Aim of the task ▸ Copy the records word for word, from their first line through the line containing "map-frame xyxy=(289,247,1731,1689)", including both of those lines.

Data extract ▸
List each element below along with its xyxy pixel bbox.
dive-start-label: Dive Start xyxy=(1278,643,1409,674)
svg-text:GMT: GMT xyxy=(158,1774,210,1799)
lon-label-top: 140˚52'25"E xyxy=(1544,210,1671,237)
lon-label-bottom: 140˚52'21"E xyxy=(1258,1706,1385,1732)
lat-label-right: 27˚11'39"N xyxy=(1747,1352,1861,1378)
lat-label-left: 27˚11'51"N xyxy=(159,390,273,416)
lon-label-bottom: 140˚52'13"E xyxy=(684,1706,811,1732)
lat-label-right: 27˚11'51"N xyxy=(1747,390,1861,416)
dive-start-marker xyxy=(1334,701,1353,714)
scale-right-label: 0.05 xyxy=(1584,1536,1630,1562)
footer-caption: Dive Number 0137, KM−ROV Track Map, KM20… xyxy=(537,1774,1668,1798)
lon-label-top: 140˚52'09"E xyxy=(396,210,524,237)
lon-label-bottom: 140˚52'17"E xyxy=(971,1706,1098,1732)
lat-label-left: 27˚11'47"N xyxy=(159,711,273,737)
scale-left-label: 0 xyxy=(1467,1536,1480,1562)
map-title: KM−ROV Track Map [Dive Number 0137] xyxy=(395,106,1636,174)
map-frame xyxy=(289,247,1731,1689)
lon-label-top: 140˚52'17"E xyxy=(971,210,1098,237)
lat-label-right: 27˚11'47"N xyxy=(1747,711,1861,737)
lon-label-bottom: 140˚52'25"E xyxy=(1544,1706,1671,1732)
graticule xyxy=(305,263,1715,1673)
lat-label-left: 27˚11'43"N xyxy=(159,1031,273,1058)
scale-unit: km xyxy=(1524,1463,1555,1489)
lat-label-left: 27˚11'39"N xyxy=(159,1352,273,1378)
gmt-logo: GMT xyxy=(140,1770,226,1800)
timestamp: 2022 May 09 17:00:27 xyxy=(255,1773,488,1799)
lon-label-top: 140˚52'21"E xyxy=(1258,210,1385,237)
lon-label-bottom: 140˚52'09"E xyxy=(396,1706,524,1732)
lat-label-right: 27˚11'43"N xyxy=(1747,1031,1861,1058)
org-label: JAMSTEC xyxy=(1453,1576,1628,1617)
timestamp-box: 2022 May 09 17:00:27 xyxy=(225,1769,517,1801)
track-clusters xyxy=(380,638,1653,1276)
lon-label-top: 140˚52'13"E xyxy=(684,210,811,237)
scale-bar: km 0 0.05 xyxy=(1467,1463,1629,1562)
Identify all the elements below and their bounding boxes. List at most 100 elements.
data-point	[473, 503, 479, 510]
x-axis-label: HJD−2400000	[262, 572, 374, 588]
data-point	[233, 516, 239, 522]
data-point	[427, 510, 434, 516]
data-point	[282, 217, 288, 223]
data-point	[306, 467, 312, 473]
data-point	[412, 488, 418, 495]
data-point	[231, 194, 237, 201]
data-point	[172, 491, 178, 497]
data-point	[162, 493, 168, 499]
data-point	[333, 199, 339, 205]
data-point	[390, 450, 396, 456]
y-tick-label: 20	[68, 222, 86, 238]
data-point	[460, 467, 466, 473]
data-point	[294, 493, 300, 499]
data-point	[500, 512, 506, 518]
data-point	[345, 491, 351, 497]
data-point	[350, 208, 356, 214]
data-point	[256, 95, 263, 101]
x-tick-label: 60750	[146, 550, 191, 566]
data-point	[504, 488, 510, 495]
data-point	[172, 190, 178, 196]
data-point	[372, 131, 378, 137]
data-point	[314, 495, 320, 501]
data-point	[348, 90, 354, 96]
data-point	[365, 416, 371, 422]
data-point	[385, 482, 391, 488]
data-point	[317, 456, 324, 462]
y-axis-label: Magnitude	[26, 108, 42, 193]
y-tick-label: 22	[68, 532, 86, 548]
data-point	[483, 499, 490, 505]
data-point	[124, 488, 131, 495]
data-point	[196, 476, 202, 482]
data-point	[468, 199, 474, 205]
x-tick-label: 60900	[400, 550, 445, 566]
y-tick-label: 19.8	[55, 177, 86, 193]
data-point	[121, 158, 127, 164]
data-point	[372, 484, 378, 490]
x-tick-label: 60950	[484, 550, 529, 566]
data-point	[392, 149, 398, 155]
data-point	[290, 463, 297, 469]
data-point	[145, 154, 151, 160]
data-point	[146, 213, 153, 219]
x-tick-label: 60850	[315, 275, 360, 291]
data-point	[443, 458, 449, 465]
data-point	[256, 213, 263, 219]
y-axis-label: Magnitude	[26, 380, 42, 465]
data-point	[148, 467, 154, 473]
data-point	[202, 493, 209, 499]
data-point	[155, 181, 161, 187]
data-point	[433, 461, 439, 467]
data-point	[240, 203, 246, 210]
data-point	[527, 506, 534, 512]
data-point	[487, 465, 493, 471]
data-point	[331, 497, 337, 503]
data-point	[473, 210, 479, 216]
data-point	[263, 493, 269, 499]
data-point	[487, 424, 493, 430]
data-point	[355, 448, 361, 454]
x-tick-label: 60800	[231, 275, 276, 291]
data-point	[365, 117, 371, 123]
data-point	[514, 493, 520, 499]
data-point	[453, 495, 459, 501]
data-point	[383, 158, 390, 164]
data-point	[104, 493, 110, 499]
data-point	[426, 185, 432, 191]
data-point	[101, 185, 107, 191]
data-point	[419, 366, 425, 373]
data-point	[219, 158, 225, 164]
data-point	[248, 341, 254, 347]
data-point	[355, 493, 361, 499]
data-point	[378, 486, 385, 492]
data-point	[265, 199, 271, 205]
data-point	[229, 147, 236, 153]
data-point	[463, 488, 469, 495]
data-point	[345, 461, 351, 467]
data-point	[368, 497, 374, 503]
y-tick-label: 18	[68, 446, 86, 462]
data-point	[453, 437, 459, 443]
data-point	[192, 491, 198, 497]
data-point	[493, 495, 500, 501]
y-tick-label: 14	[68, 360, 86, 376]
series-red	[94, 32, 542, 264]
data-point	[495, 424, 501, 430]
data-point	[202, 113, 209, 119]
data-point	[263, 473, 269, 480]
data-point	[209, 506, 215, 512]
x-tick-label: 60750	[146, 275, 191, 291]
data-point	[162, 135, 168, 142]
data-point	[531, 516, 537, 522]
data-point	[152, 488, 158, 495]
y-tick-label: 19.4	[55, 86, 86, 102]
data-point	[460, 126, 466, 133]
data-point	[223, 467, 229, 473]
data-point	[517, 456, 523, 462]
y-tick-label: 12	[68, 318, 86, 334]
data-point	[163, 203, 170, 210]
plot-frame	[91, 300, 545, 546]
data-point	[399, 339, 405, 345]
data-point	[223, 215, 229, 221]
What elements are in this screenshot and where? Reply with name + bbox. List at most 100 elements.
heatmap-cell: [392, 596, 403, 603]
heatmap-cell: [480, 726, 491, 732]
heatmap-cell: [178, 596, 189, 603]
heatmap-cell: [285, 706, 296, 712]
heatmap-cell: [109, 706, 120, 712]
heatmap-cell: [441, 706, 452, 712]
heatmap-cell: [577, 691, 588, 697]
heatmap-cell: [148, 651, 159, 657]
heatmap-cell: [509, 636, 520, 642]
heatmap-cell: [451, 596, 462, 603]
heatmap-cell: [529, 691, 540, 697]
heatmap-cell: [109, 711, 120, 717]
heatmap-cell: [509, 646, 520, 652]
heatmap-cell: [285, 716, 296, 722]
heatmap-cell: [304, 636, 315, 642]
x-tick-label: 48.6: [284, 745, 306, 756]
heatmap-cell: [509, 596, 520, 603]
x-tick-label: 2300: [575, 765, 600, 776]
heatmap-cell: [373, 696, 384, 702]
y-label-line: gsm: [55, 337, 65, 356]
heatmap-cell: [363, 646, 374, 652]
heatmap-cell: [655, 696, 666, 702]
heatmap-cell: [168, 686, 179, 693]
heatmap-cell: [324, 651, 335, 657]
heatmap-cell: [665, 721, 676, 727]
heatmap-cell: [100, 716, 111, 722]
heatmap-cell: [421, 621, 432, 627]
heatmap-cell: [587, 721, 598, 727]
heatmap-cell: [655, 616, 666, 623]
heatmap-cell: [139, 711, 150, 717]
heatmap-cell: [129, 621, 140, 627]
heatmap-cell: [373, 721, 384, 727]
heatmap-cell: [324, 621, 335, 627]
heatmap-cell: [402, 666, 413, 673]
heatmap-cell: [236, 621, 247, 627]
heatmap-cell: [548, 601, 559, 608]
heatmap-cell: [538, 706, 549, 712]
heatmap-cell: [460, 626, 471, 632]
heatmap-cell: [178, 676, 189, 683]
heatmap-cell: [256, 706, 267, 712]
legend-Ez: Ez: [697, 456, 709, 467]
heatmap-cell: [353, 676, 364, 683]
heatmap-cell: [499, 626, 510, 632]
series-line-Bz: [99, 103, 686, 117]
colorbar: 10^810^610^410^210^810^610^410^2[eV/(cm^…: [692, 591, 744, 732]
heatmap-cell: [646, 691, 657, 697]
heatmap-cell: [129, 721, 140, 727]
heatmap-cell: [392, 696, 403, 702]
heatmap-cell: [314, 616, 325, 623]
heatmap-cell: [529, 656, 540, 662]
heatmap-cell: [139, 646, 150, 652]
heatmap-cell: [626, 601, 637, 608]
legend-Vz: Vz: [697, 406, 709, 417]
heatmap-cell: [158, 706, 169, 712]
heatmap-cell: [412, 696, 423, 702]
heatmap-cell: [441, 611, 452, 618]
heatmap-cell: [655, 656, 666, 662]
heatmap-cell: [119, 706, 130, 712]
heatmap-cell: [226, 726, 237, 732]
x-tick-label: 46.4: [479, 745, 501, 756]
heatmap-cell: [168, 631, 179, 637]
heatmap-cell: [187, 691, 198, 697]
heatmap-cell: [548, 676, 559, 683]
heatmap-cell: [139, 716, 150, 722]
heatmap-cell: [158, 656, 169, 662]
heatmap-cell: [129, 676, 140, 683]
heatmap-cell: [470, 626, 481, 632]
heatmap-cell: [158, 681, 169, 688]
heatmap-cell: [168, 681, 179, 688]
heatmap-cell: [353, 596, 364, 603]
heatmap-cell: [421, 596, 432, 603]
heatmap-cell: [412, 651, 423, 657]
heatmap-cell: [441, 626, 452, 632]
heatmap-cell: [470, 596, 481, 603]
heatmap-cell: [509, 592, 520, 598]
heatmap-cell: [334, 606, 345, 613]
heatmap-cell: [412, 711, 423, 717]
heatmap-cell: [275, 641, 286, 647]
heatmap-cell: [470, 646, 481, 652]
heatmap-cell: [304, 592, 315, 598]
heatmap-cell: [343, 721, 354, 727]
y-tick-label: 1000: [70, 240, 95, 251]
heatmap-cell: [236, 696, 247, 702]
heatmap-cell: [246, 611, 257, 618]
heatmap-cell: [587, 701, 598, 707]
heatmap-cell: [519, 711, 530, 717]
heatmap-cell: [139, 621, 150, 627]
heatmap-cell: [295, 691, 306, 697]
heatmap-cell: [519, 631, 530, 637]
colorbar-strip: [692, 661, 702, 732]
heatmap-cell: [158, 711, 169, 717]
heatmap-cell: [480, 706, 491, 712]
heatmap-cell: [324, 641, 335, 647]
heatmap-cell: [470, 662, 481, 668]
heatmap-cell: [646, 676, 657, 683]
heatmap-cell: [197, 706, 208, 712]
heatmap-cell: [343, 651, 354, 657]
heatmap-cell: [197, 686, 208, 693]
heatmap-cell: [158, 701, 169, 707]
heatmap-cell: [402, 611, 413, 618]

Result of the exercise ▸
List each element below along with its xyxy pixel bbox.
dive-start-label: Dive Start xyxy=(1278,643,1409,674)
svg-text:GMT: GMT xyxy=(158,1774,210,1799)
lon-label-top: 140˚52'25"E xyxy=(1544,210,1671,237)
lon-label-bottom: 140˚52'21"E xyxy=(1258,1706,1385,1732)
lat-label-right: 27˚11'39"N xyxy=(1747,1352,1861,1378)
lat-label-left: 27˚11'51"N xyxy=(159,390,273,416)
lon-label-bottom: 140˚52'13"E xyxy=(684,1706,811,1732)
lat-label-right: 27˚11'51"N xyxy=(1747,390,1861,416)
dive-start-marker xyxy=(1334,701,1353,714)
scale-right-label: 0.05 xyxy=(1584,1536,1630,1562)
footer-caption: Dive Number 0137, KM−ROV Track Map, KM20… xyxy=(537,1774,1668,1798)
lon-label-top: 140˚52'09"E xyxy=(396,210,524,237)
lon-label-bottom: 140˚52'17"E xyxy=(971,1706,1098,1732)
lat-label-left: 27˚11'47"N xyxy=(159,711,273,737)
scale-left-label: 0 xyxy=(1467,1536,1480,1562)
map-title: KM−ROV Track Map [Dive Number 0137] xyxy=(395,106,1636,174)
map-frame xyxy=(289,247,1731,1689)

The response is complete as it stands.